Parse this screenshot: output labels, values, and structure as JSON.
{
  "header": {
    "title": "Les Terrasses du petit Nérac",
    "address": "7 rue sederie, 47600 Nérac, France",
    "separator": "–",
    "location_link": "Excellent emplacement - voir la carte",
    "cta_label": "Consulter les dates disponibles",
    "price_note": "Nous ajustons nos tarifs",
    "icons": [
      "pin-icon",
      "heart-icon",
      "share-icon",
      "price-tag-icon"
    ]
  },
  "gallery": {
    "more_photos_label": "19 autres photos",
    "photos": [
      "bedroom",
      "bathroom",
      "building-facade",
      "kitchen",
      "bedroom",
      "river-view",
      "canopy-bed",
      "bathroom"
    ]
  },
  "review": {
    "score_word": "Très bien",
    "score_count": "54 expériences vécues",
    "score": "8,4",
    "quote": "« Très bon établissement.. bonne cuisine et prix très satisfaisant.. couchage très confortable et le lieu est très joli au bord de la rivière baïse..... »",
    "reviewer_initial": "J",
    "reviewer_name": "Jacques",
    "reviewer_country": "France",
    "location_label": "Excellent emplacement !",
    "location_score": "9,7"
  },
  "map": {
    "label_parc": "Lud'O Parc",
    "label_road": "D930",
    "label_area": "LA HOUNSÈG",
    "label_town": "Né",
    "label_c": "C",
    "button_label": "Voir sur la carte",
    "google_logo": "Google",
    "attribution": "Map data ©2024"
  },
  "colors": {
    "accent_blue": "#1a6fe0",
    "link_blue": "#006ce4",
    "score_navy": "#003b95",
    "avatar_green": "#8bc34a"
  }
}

■ THE TASK
Where a line above contains the string "photos", copy that line.

■ THE ANSWER
    "more_photos_label": "19 autres photos",
    "photos": [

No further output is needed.